## The request:
Read the data and repeat all of it exactly.
▬▬▬▬▬▬
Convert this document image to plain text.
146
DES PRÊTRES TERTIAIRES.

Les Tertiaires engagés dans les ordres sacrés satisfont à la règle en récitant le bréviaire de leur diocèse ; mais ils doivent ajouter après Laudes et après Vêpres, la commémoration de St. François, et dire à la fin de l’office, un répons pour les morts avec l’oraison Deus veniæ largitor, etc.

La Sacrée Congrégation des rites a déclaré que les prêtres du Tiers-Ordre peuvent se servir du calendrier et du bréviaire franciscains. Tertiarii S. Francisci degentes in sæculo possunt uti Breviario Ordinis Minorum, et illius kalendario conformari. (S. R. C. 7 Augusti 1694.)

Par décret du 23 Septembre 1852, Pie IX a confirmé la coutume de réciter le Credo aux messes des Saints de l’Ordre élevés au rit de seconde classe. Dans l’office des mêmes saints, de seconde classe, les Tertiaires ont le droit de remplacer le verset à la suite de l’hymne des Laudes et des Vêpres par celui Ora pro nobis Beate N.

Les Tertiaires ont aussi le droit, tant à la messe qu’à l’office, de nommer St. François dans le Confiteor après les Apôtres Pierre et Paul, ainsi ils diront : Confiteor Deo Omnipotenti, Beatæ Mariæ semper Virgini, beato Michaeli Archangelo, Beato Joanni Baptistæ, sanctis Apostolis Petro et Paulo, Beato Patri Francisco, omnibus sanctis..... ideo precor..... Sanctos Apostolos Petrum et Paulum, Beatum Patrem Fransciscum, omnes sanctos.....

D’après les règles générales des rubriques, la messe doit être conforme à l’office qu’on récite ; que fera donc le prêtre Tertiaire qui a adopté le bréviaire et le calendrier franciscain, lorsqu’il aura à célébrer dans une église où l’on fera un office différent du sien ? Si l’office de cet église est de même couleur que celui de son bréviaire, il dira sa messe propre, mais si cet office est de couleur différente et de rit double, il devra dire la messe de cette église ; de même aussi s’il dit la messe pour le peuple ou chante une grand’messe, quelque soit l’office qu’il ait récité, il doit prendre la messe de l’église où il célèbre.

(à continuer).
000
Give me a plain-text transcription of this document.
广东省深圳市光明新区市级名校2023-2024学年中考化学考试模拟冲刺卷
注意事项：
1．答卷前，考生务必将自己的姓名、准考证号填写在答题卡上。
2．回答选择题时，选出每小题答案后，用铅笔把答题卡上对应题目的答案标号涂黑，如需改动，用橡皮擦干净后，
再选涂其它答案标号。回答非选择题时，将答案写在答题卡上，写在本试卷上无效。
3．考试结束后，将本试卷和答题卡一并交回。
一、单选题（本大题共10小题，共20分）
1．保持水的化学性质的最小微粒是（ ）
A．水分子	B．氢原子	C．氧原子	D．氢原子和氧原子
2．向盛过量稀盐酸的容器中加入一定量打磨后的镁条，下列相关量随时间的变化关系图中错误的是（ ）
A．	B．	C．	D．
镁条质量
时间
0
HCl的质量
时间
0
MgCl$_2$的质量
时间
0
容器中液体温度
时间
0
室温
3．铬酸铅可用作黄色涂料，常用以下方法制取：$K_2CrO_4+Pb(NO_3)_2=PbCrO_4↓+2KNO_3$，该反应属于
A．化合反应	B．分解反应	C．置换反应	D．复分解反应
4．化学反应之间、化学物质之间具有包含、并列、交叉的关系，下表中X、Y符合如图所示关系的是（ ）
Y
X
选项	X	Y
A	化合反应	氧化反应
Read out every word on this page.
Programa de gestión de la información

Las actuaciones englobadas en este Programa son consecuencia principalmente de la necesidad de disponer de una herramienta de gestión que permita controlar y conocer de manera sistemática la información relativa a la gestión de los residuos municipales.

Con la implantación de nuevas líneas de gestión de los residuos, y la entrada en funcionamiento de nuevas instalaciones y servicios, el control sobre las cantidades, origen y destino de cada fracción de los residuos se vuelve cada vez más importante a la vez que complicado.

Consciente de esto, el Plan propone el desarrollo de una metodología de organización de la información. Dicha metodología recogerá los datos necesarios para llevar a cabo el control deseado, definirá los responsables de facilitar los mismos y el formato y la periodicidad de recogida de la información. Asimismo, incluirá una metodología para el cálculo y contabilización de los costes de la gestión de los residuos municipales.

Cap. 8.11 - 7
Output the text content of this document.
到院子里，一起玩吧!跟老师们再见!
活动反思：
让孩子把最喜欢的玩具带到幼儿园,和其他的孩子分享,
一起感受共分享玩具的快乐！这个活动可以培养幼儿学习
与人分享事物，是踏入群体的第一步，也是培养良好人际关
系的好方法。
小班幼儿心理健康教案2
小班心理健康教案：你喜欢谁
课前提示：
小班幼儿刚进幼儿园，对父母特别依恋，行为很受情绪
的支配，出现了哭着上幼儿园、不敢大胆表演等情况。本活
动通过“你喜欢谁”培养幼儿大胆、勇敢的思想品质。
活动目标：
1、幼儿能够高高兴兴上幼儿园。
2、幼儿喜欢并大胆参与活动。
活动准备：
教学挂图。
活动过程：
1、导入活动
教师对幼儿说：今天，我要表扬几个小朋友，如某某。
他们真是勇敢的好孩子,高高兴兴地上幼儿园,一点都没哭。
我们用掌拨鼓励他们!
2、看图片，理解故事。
▬▬▬▬▬▬
## Solved problem:
Convert this document image to plain text.
146
DES PRÊTRES TERTIAIRES.

Les Tertiaires engagés dans les ordres sacrés satisfont à la règle en récitant le bréviaire de leur diocèse ; mais ils doivent ajouter après Laudes et après Vêpres, la commémoration de St. François, et dire à la fin de l’office, un répons pour les morts avec l’oraison Deus veniæ largitor, etc.

La Sacrée Congrégation des rites a déclaré que les prêtres du Tiers-Ordre peuvent se servir du calendrier et du bréviaire franciscains. Tertiarii S. Francisci degentes in sæculo possunt uti Breviario Ordinis Minorum, et illius kalendario conformari. (S. R. C. 7 Augusti 1694.)

Par décret du 23 Septembre 1852, Pie IX a confirmé la coutume de réciter le Credo aux messes des Saints de l’Ordre élevés au rit de seconde classe. Dans l’office des mêmes saints, de seconde classe, les Tertiaires ont le droit de remplacer le verset à la suite de l’hymne des Laudes et des Vêpres par celui Ora pro nobis Beate N.

Les Tertiaires ont aussi le droit, tant à la messe qu’à l’office, de nommer St. François dans le Confiteor après les Apôtres Pierre et Paul, ainsi ils diront : Confiteor Deo Omnipotenti, Beatæ Mariæ semper Virgini, beato Michaeli Archangelo, Beato Joanni Baptistæ, sanctis Apostolis Petro et Paulo, Beato Patri Francisco, omnibus sanctis..... ideo precor..... Sanctos Apostolos Petrum et Paulum, Beatum Patrem Fransciscum, omnes sanctos.....

D’après les règles générales des rubriques, la messe doit être conforme à l’office qu’on récite ; que fera donc le prêtre Tertiaire qui a adopté le bréviaire et le calendrier franciscain, lorsqu’il aura à célébrer dans une église où l’on fera un office différent du sien ? Si l’office de cet église est de même couleur que celui de son bréviaire, il dira sa messe propre, mais si cet office est de couleur différente et de rit double, il devra dire la messe de cette église ; de même aussi s’il dit la messe pour le peuple ou chante une grand’messe, quelque soit l’office qu’il ait récité, il doit prendre la messe de l’église où il célèbre.

(à continuer).
000
Give me a plain-text transcription of this document.
广东省深圳市光明新区市级名校2023-2024学年中考化学考试模拟冲刺卷
注意事项：
1．答卷前，考生务必将自己的姓名、准考证号填写在答题卡上。
2．回答选择题时，选出每小题答案后，用铅笔把答题卡上对应题目的答案标号涂黑，如需改动，用橡皮擦干净后，
再选涂其它答案标号。回答非选择题时，将答案写在答题卡上，写在本试卷上无效。
3．考试结束后，将本试卷和答题卡一并交回。
一、单选题（本大题共10小题，共20分）
1．保持水的化学性质的最小微粒是（ ）
A．水分子	B．氢原子	C．氧原子	D．氢原子和氧原子
2．向盛过量稀盐酸的容器中加入一定量打磨后的镁条，下列相关量随时间的变化关系图中错误的是（ ）
A．	B．	C．	D．
镁条质量
时间
0
HCl的质量
时间
0
MgCl$_2$的质量
时间
0
容器中液体温度
时间
0
室温
3．铬酸铅可用作黄色涂料，常用以下方法制取：$K_2CrO_4+Pb(NO_3)_2=PbCrO_4↓+2KNO_3$，该反应属于
A．化合反应	B．分解反应	C．置换反应	D．复分解反应
4．化学反应之间、化学物质之间具有包含、并列、交叉的关系，下表中X、Y符合如图所示关系的是（ ）
Y
X
选项	X	Y
A	化合反应	氧化反应
Read out every word on this page.
Programa de gestión de la información

Las actuaciones englobadas en este Programa son consecuencia principalmente de la necesidad de disponer de una herramienta de gestión que permita controlar y conocer de manera sistemática la información relativa a la gestión de los residuos municipales.

Con la implantación de nuevas líneas de gestión de los residuos, y la entrada en funcionamiento de nuevas instalaciones y servicios, el control sobre las cantidades, origen y destino de cada fracción de los residuos se vuelve cada vez más importante a la vez que complicado.

Consciente de esto, el Plan propone el desarrollo de una metodología de organización de la información. Dicha metodología recogerá los datos necesarios para llevar a cabo el control deseado, definirá los responsables de facilitar los mismos y el formato y la periodicidad de recogida de la información. Asimismo, incluirá una metodología para el cálculo y contabilización de los costes de la gestión de los residuos municipales.

Cap. 8.11 - 7
Output the text content of this document.
到院子里，一起玩吧!跟老师们再见!
活动反思：
让孩子把最喜欢的玩具带到幼儿园,和其他的孩子分享,
一起感受共分享玩具的快乐！这个活动可以培养幼儿学习
与人分享事物，是踏入群体的第一步，也是培养良好人际关
系的好方法。
小班幼儿心理健康教案2
小班心理健康教案：你喜欢谁
课前提示：
小班幼儿刚进幼儿园，对父母特别依恋，行为很受情绪
的支配，出现了哭着上幼儿园、不敢大胆表演等情况。本活
动通过“你喜欢谁”培养幼儿大胆、勇敢的思想品质。
活动目标：
1、幼儿能够高高兴兴上幼儿园。
2、幼儿喜欢并大胆参与活动。
活动准备：
教学挂图。
活动过程：
1、导入活动
教师对幼儿说：今天，我要表扬几个小朋友，如某某。
他们真是勇敢的好孩子,高高兴兴地上幼儿园,一点都没哭。
我们用掌拨鼓励他们!
2、看图片，理解故事。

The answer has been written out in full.